■ **Task directions**: Each line below should be retyped exactly, with no pictures.

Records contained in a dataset
----
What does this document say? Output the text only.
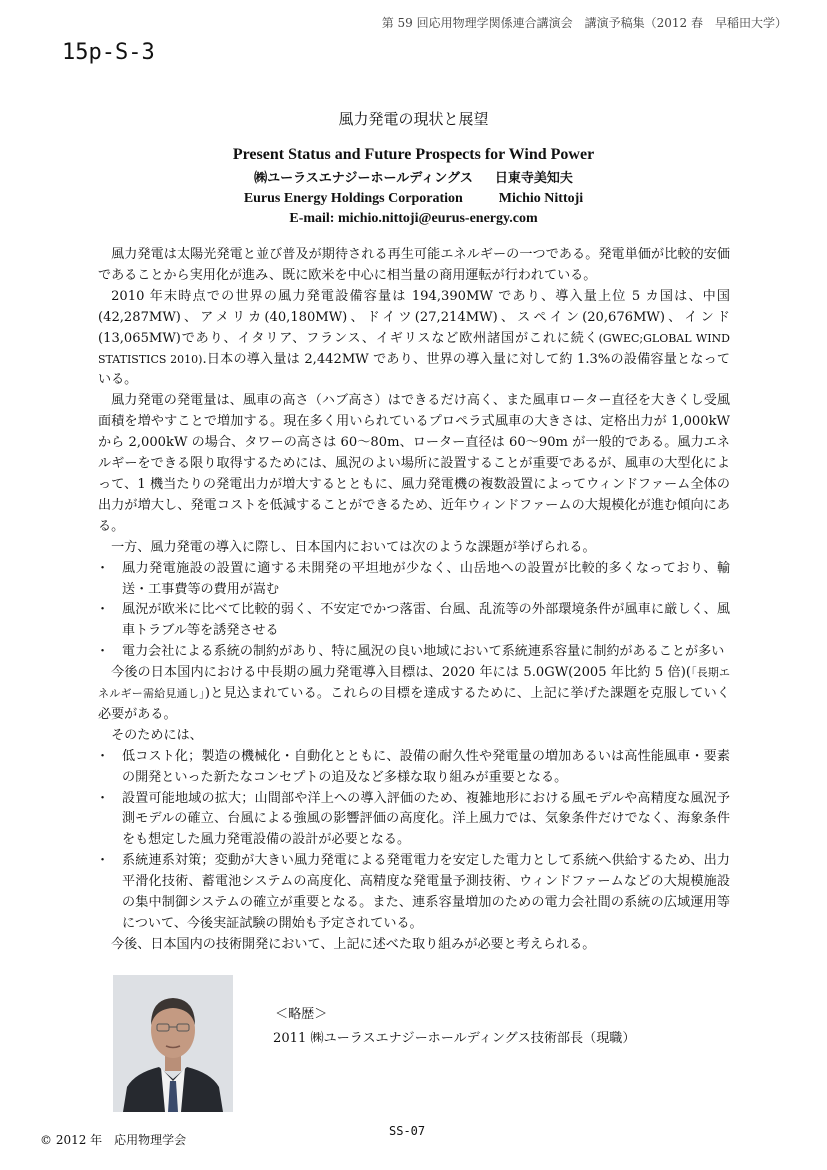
第 59 回応用物理学関係連合講演会　講演予稿集（2012 春　早稲田大学）
15p-S-3
風力発電の現状と展望
Present Status and Future Prospects for Wind Power
㈱ユーラスエナジーホールディングス 日東寺美知夫
Eurus Energy Holdings Corporation	Michio Nittoji
E-mail: michio.nittoji@eurus-energy.com

風力発電は太陽光発電と並び普及が期待される再生可能エネルギーの一つである。発電単価が比較的安価であることから実用化が進み、既に欧米を中心に相当量の商用運転が行われている。

2010 年末時点での世界の風力発電設備容量は 194,390MW であり、導入量上位 5 カ国は、中国(42,287MW)、アメリカ(40,180MW)、ドイツ(27,214MW)、スペイン(20,676MW)、インド(13,065MW)であり、イタリア、フランス、イギリスなど欧州諸国がこれに続く(GWEC;GLOBAL WIND STATISTICS 2010).日本の導入量は 2,442MW であり、世界の導入量に対して約 1.3%の設備容量となっている。

風力発電の発電量は、風車の高さ（ハブ高さ）はできるだけ高く、また風車ローター直径を大きくし受風面積を増やすことで増加する。現在多く用いられているプロペラ式風車の大きさは、定格出力が 1,000kW から 2,000kW の場合、タワーの高さは 60～80m、ローター直径は 60～90m が一般的である。風力エネルギーをできる限り取得するためには、風況のよい場所に設置することが重要であるが、風車の大型化によって、1 機当たりの発電出力が増大するとともに、風力発電機の複数設置によってウィンドファーム全体の出力が増大し、発電コストを低減することができるため、近年ウィンドファームの大規模化が進む傾向にある。

一方、風力発電の導入に際し、日本国内においては次のような課題が挙げられる。

・ 風力発電施設の設置に適する未開発の平坦地が少なく、山岳地への設置が比較的多くなっており、輸送・工事費等の費用が嵩む
・ 風況が欧米に比べて比較的弱く、不安定でかつ落雷、台風、乱流等の外部環境条件が風車に厳しく、風車トラブル等を誘発させる
・ 電力会社による系統の制約があり、特に風況の良い地域において系統連系容量に制約があることが多い

今後の日本国内における中長期の風力発電導入目標は、2020 年には 5.0GW(2005 年比約 5 倍)(「長期エネルギー需給見通し」)と見込まれている。これらの目標を達成するために、上記に挙げた課題を克服していく必要がある。

そのためには、

・ 低コスト化；製造の機械化・自動化とともに、設備の耐久性や発電量の増加あるいは高性能風車・要素の開発といった新たなコンセプトの追及など多様な取り組みが重要となる。
・ 設置可能地域の拡大；山間部や洋上への導入評価のため、複雑地形における風モデルや高精度な風況予測モデルの確立、台風による強風の影響評価の高度化。洋上風力では、気象条件だけでなく、海象条件をも想定した風力発電設備の設計が必要となる。
・ 系統連系対策；変動が大きい風力発電による発電電力を安定した電力として系統へ供給するため、出力平滑化技術、蓄電池システムの高度化、高精度な発電量予測技術、ウィンドファームなどの大規模施設の集中制御システムの確立が重要となる。また、連系容量増加のための電力会社間の系統の広域運用等について、今後実証試験の開始も予定されている。

今後、日本国内の技術開発において、上記に述べた取り組みが必要と考えられる。

＜略歴＞
2011 ㈱ユーラスエナジーホールディングス技術部長（現職）
SS-07
© 2012 年　応用物理学会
----
■ **Response**:
What does this document say? Output the text only.
第 59 回応用物理学関係連合講演会　講演予稿集（2012 春　早稲田大学）
15p-S-3
風力発電の現状と展望
Present Status and Future Prospects for Wind Power
㈱ユーラスエナジーホールディングス 日東寺美知夫
Eurus Energy Holdings Corporation	Michio Nittoji
E-mail: michio.nittoji@eurus-energy.com

風力発電は太陽光発電と並び普及が期待される再生可能エネルギーの一つである。発電単価が比較的安価であることから実用化が進み、既に欧米を中心に相当量の商用運転が行われている。

2010 年末時点での世界の風力発電設備容量は 194,390MW であり、導入量上位 5 カ国は、中国(42,287MW)、アメリカ(40,180MW)、ドイツ(27,214MW)、スペイン(20,676MW)、インド(13,065MW)であり、イタリア、フランス、イギリスなど欧州諸国がこれに続く(GWEC;GLOBAL WIND STATISTICS 2010).日本の導入量は 2,442MW であり、世界の導入量に対して約 1.3%の設備容量となっている。

風力発電の発電量は、風車の高さ（ハブ高さ）はできるだけ高く、また風車ローター直径を大きくし受風面積を増やすことで増加する。現在多く用いられているプロペラ式風車の大きさは、定格出力が 1,000kW から 2,000kW の場合、タワーの高さは 60～80m、ローター直径は 60～90m が一般的である。風力エネルギーをできる限り取得するためには、風況のよい場所に設置することが重要であるが、風車の大型化によって、1 機当たりの発電出力が増大するとともに、風力発電機の複数設置によってウィンドファーム全体の出力が増大し、発電コストを低減することができるため、近年ウィンドファームの大規模化が進む傾向にある。

一方、風力発電の導入に際し、日本国内においては次のような課題が挙げられる。

・ 風力発電施設の設置に適する未開発の平坦地が少なく、山岳地への設置が比較的多くなっており、輸送・工事費等の費用が嵩む
・ 風況が欧米に比べて比較的弱く、不安定でかつ落雷、台風、乱流等の外部環境条件が風車に厳しく、風車トラブル等を誘発させる
・ 電力会社による系統の制約があり、特に風況の良い地域において系統連系容量に制約があることが多い

今後の日本国内における中長期の風力発電導入目標は、2020 年には 5.0GW(2005 年比約 5 倍)(「長期エネルギー需給見通し」)と見込まれている。これらの目標を達成するために、上記に挙げた課題を克服していく必要がある。

そのためには、

・ 低コスト化；製造の機械化・自動化とともに、設備の耐久性や発電量の増加あるいは高性能風車・要素の開発といった新たなコンセプトの追及など多様な取り組みが重要となる。
・ 設置可能地域の拡大；山間部や洋上への導入評価のため、複雑地形における風モデルや高精度な風況予測モデルの確立、台風による強風の影響評価の高度化。洋上風力では、気象条件だけでなく、海象条件をも想定した風力発電設備の設計が必要となる。
・ 系統連系対策；変動が大きい風力発電による発電電力を安定した電力として系統へ供給するため、出力平滑化技術、蓄電池システムの高度化、高精度な発電量予測技術、ウィンドファームなどの大規模施設の集中制御システムの確立が重要となる。また、連系容量増加のための電力会社間の系統の広域運用等について、今後実証試験の開始も予定されている。

今後、日本国内の技術開発において、上記に述べた取り組みが必要と考えられる。

＜略歴＞
2011 ㈱ユーラスエナジーホールディングス技術部長（現職）
SS-07
© 2012 年　応用物理学会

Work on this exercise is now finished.